STATED EXERCISE> Give the number of lines in the entries that contain "Pairs". State only the count.

[A run of records]
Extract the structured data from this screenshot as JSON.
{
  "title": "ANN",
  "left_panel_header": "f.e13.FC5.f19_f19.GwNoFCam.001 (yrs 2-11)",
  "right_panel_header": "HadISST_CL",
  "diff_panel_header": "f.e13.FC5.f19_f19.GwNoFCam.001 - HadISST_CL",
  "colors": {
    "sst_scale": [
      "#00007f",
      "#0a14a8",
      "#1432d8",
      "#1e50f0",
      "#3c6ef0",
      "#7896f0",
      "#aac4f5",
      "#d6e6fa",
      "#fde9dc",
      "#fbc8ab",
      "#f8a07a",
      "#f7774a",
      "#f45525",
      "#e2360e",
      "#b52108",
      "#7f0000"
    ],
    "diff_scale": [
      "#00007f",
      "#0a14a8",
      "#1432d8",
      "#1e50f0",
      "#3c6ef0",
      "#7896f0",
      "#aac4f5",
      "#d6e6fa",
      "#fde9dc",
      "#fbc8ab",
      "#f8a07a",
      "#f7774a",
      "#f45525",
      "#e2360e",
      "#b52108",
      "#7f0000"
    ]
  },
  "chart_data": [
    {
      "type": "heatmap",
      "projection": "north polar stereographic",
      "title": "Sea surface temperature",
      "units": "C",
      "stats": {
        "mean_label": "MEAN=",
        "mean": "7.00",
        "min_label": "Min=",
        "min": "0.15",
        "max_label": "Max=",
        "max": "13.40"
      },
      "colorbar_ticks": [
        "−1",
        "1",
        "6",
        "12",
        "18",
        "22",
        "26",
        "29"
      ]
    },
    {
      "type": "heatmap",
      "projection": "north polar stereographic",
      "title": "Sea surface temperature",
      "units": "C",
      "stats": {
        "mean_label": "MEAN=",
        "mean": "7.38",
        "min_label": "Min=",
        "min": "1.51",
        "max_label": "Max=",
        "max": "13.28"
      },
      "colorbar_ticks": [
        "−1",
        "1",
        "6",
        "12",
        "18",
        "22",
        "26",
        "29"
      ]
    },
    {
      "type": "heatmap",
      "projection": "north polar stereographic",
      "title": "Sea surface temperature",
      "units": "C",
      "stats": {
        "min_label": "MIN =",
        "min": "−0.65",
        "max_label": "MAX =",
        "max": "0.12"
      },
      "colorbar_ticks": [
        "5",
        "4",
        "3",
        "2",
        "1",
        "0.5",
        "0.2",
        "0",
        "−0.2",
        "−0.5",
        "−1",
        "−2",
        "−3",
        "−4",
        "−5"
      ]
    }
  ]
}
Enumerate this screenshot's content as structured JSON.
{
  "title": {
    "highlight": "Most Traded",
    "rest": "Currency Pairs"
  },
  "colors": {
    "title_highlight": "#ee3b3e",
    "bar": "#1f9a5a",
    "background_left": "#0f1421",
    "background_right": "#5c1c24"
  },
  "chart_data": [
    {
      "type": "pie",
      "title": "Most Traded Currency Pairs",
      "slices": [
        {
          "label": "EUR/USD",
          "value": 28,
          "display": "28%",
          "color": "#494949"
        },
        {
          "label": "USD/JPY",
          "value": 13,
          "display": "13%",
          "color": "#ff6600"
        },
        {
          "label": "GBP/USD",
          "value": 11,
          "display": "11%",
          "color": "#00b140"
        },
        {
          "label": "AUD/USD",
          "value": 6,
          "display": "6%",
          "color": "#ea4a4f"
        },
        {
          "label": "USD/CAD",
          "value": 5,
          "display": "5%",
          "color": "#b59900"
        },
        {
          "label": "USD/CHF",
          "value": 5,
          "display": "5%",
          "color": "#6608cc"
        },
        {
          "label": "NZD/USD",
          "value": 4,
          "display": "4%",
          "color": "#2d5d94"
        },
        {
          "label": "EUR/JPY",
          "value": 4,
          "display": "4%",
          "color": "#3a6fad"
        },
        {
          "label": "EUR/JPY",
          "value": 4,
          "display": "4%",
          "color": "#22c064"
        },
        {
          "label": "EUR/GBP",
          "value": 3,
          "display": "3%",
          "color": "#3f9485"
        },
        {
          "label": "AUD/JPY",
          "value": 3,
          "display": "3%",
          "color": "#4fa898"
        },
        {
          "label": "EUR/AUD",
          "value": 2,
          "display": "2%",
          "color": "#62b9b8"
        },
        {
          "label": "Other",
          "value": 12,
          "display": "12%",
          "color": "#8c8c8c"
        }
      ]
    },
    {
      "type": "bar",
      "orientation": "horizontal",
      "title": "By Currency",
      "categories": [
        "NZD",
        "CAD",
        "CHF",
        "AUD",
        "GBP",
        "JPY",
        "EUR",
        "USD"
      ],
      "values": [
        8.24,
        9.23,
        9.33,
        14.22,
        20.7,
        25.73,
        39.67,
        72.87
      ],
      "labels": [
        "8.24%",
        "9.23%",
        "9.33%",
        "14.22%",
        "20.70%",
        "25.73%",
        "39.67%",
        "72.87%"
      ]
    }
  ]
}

EXERCISE RESPONSE> 2